Text provided:
Segment Open

That’s a nice way of saying: don’t compress God’s eternal moral judgments into time. Don’t do it because (a) you’re not God; (b) those moral acts are still being played out in history (which is under Divine Providence); (c) history is too short a timeframe to render eternal verities; (d) earth is not heaven and (e) can only be transformed by divine grace, not human agency. Nevertheless, people try to do all those things: woke-ism is the latest in a long line of failed experiments—“history realizing itself,” “justice bending moral arcs,” and “socialism building the new man”—in which human beings tried to make “heaven a place on earth.”

In the end, however, such experiments cannot take evil seriously because the full malignancy of evil cannot fit into human time. Woke-ism “overcomes” that problem by ignoring its transcendent dimension: it tries to deal with its temporal consequences while feigning ignorance about any eternal ones.

But, since justice cannot be inaugurated in its fulness in this world, at least by human agency, their efforts become misdirected. The quest for identifying evil becomes endless, the futile drive for its temporal eradication more vociferous. The “passionate intensity” that drives such “social justice” votaries derives from failing to have hope in a second coming while trying to achieve a secular parody of it using the inadequacy of human strength alone.

Feigning ignorance about what happens after death while impotent to fix moral evil in this world, evil ceases to be a malignant privation requiring supernatural intervention. It instead becomes a flaw, a weakness that perhaps a change of consciousness about one’s “privilege” or “microaggressions” might fix. This slow motion nihilism thinks it can produce a secular chorus of Kumbaya.

Segment Closed

Records contained in a dataset:
Segment Open

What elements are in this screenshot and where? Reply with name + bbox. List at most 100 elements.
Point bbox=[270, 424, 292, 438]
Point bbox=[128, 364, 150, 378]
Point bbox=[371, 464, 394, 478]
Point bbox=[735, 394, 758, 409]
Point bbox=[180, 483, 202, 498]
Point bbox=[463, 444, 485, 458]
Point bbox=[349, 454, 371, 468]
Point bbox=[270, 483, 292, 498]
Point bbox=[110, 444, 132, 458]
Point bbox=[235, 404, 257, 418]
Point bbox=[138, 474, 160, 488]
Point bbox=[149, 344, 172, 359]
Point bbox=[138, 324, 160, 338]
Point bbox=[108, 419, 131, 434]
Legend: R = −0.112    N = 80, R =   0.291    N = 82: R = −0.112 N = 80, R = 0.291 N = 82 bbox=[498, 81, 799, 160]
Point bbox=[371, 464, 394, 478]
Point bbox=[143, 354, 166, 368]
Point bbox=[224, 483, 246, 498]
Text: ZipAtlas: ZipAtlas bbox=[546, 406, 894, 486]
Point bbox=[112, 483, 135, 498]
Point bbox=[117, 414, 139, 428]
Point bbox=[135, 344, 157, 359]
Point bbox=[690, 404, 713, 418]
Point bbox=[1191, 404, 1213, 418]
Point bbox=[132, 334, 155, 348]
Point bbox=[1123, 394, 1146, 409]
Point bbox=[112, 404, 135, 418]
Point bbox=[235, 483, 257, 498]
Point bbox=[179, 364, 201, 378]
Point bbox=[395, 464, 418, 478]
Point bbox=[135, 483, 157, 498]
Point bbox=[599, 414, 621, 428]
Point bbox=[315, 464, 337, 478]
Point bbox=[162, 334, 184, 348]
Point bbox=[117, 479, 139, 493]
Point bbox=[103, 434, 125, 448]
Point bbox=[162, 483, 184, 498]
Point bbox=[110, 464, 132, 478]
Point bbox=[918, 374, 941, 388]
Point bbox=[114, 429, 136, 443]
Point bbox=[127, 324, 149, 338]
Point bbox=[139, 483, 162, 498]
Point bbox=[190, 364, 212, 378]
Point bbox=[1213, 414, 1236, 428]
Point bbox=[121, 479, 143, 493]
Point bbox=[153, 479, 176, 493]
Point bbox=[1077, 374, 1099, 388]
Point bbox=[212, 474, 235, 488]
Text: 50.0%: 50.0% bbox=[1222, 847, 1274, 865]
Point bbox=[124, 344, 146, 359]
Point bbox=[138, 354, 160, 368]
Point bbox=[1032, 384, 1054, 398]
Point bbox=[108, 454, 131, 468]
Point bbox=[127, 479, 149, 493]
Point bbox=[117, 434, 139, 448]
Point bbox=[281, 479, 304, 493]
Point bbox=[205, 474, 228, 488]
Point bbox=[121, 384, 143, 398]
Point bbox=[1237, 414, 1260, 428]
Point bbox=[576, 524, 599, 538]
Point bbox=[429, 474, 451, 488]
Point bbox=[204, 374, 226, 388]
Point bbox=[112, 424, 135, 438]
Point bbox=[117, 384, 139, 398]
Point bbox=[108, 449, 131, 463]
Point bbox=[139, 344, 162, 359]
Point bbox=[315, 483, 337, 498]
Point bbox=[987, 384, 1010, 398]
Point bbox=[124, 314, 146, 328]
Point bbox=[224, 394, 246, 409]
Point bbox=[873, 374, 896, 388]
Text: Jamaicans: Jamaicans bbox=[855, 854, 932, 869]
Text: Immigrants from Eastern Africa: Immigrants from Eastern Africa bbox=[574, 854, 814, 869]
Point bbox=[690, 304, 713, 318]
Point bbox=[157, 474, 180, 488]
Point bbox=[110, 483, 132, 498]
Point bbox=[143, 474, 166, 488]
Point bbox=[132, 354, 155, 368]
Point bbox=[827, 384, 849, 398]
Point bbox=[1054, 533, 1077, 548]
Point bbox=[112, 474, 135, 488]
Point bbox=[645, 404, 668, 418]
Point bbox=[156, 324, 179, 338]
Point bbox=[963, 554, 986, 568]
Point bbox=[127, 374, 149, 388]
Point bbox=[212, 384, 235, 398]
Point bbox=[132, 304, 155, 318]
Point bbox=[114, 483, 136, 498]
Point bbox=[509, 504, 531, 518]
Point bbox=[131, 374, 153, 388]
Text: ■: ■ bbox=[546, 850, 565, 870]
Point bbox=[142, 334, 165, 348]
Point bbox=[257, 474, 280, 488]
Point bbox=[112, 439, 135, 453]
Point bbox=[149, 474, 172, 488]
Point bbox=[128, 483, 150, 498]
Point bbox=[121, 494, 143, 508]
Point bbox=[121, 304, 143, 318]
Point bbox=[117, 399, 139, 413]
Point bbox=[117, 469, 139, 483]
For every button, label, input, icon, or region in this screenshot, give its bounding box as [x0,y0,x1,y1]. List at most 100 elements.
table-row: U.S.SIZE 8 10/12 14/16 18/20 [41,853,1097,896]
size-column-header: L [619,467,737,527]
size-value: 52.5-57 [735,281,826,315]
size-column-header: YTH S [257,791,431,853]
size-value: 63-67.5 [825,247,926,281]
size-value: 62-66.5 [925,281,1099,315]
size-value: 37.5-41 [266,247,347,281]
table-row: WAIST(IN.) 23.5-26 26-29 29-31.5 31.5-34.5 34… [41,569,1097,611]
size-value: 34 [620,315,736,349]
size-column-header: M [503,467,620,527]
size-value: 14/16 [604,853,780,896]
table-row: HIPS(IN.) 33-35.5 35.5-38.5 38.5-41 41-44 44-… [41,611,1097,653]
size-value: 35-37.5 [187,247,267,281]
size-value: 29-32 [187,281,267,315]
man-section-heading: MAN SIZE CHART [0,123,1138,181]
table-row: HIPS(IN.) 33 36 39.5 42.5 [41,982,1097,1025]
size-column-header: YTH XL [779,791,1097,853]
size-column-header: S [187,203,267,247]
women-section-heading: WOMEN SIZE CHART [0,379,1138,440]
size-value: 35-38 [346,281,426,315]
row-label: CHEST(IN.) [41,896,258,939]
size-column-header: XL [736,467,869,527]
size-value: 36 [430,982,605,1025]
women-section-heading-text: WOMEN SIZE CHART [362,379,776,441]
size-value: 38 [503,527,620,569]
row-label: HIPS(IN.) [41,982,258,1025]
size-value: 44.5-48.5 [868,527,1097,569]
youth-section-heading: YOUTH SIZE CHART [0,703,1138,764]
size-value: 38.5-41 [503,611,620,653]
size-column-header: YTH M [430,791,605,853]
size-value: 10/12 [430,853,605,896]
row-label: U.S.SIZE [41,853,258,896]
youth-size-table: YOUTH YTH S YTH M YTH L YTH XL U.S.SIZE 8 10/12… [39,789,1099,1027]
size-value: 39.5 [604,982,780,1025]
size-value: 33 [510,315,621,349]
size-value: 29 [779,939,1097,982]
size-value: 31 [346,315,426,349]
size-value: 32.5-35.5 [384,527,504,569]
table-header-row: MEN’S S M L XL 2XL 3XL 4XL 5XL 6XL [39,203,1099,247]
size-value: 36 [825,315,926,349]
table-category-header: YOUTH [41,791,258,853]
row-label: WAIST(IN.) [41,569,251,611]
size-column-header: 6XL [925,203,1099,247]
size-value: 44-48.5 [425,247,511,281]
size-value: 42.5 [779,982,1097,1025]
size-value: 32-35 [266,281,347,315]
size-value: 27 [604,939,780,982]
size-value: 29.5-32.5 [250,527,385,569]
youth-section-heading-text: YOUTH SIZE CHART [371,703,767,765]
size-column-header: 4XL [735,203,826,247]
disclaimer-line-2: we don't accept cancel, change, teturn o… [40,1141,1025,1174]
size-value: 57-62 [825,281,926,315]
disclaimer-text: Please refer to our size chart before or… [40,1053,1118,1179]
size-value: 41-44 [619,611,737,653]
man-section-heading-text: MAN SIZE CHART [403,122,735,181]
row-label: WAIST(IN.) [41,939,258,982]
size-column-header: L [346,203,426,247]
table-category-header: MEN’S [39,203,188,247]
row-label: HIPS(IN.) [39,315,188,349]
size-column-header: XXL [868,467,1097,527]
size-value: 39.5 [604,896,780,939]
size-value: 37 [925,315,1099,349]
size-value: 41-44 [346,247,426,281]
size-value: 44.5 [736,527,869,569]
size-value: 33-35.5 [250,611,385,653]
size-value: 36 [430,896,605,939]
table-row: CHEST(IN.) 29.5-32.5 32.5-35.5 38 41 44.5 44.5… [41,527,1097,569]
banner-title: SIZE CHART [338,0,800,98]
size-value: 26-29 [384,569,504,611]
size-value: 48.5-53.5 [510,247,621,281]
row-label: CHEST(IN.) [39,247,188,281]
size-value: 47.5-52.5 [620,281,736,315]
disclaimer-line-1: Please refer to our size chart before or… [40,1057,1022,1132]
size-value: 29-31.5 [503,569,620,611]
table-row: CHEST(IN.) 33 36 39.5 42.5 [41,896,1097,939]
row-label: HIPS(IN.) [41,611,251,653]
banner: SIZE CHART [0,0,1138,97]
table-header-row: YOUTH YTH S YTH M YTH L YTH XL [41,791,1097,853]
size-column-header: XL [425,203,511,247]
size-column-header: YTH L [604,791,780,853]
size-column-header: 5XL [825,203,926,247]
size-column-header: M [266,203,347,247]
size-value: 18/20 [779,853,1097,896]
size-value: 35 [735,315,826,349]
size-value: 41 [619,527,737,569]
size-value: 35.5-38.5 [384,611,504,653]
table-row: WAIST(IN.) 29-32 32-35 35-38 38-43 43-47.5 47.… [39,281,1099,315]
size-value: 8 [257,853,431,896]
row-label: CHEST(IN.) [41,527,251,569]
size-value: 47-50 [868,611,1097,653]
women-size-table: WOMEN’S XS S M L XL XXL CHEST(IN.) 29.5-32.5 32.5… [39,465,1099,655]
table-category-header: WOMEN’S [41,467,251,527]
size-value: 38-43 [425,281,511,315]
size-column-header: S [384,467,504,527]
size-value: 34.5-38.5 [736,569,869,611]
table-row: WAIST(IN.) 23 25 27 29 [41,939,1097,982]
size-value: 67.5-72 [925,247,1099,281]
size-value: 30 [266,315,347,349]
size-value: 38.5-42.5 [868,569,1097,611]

Segment Closed

Exercises to complete:
• a. In the passage on evil and woke-ism, why can such experiments not take evil seriously?
• b. Does the passage on evil and woke-ism agree with each of these statements? (i) History is too long a timeframe to render eternal verities. (ii) Woke-ism tries to deal with evil's temporal consequences while feigning ignorance about eternal ones. (iii) The quest for identifying evil becomes endless.
• c. Copy out the part of the passage on evil and woke-ism that opens with the words containing "But, since justice" and closes with "chorus of Kumbaya.".

Answers by item:
• a. Because the full malignancy of evil cannot fit into human time.

• b.
(i) No: "history is too short a timeframe to render eternal verities"
(ii) Yes: "it tries to deal with its temporal consequences while feigning ignorance about any eternal ones"
(iii) Yes: "The quest for identifying evil becomes endless"

• c.
But, since justice cannot be inaugurated in its fulness in this world, at least by human agency, their efforts become misdirected. The quest for identifying evil becomes endless, the futile drive for its temporal eradication more vociferous. The “passionate intensity” that drives such “social justice” votaries derives from failing to have hope in a second coming while trying to achieve a secular parody of it using the inadequacy of human strength alone.

Feigning ignorance about what happens after death while impotent to fix moral evil in this world, evil ceases to be a malignant privation requiring supernatural intervention. It instead becomes a flaw, a weakness that perhaps a change of consciousness about one’s “privilege” or “microaggressions” might fix. This slow motion nihilism thinks it can produce a secular chorus of Kumbaya.